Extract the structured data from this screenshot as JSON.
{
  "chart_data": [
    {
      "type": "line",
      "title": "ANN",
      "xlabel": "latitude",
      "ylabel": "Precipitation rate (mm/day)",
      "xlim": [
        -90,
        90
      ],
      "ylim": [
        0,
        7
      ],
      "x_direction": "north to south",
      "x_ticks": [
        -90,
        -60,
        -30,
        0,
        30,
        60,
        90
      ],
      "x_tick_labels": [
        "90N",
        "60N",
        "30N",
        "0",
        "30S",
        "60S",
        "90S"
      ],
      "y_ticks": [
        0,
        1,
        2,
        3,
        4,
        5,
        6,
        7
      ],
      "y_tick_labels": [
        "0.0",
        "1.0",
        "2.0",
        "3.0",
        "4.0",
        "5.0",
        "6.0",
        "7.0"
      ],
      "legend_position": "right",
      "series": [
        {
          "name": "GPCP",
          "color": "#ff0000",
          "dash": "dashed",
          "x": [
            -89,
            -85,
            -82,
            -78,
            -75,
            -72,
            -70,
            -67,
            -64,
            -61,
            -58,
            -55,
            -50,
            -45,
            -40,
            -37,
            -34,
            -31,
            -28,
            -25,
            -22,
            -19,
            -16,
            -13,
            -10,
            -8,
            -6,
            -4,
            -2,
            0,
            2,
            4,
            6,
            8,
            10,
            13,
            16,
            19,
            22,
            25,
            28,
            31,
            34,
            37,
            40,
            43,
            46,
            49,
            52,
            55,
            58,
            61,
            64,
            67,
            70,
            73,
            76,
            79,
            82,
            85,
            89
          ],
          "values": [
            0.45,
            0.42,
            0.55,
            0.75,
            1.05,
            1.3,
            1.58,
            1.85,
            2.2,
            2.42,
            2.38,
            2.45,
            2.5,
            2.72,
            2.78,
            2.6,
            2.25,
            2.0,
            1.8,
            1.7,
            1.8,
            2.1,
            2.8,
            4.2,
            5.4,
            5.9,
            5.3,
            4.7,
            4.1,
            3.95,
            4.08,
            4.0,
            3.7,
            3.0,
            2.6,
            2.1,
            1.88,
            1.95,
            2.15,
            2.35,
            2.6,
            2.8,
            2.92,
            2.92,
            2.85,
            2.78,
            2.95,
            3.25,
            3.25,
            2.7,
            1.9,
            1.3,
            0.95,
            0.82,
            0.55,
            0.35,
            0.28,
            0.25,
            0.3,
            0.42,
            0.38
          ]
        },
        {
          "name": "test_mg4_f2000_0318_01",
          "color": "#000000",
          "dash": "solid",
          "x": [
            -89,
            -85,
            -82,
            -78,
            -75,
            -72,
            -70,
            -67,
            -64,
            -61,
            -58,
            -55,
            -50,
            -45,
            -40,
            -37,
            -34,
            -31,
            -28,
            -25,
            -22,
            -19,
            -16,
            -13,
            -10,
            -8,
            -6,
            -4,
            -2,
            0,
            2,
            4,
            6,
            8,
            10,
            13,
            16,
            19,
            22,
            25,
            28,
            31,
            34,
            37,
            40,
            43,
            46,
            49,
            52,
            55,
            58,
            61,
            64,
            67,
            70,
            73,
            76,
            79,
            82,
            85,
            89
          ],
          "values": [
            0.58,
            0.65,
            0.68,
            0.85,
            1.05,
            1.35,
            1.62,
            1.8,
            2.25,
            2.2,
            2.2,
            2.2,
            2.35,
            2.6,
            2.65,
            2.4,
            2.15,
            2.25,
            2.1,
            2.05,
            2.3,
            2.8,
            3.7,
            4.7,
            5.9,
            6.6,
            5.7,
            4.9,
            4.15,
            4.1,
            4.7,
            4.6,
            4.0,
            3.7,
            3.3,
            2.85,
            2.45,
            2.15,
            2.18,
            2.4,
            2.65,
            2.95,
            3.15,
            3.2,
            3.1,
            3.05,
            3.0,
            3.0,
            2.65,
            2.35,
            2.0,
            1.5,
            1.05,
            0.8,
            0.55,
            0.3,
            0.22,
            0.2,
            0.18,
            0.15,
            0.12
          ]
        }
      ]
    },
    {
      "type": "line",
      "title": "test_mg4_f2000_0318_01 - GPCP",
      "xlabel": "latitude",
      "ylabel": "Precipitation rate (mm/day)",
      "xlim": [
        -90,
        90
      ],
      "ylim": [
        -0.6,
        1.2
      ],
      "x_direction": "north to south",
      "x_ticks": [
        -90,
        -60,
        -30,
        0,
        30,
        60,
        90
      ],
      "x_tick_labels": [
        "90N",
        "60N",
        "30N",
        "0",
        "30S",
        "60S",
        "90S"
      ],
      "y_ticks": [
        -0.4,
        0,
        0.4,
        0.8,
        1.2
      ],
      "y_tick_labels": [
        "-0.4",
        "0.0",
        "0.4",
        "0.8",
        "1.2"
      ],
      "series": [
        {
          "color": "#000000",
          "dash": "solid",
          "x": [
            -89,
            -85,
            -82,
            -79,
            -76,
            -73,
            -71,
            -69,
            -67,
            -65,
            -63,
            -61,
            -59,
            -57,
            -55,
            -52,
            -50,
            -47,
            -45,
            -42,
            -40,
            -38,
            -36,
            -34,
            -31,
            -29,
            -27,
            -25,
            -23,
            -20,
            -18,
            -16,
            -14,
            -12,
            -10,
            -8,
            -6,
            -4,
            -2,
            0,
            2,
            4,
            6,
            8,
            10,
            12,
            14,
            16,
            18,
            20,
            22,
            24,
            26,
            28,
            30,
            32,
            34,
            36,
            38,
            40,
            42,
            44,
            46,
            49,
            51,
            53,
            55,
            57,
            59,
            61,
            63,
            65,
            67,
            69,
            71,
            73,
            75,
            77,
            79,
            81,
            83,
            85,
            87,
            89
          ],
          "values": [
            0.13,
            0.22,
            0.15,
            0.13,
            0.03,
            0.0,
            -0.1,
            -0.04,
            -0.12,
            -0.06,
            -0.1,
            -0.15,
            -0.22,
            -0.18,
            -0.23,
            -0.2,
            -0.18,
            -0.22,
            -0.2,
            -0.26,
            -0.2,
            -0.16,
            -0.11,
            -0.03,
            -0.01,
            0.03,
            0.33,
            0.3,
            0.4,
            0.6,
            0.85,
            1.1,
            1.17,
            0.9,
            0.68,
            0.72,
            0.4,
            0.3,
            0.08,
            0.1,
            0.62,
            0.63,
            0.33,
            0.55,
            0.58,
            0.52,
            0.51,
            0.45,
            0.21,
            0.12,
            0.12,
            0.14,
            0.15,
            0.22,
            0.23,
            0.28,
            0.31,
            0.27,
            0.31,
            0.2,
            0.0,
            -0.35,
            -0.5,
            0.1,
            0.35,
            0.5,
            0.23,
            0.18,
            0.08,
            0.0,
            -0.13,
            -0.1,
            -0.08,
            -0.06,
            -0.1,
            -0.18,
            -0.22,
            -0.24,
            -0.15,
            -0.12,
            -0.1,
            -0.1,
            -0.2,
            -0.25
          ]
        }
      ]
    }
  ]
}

→ **STATED TASK**
Return each line in the records that holds the string "title".

→ **EXERCISE SOLUTION**
      "title": "ANN",
      "title": "test_mg4_f2000_0318_01 - GPCP",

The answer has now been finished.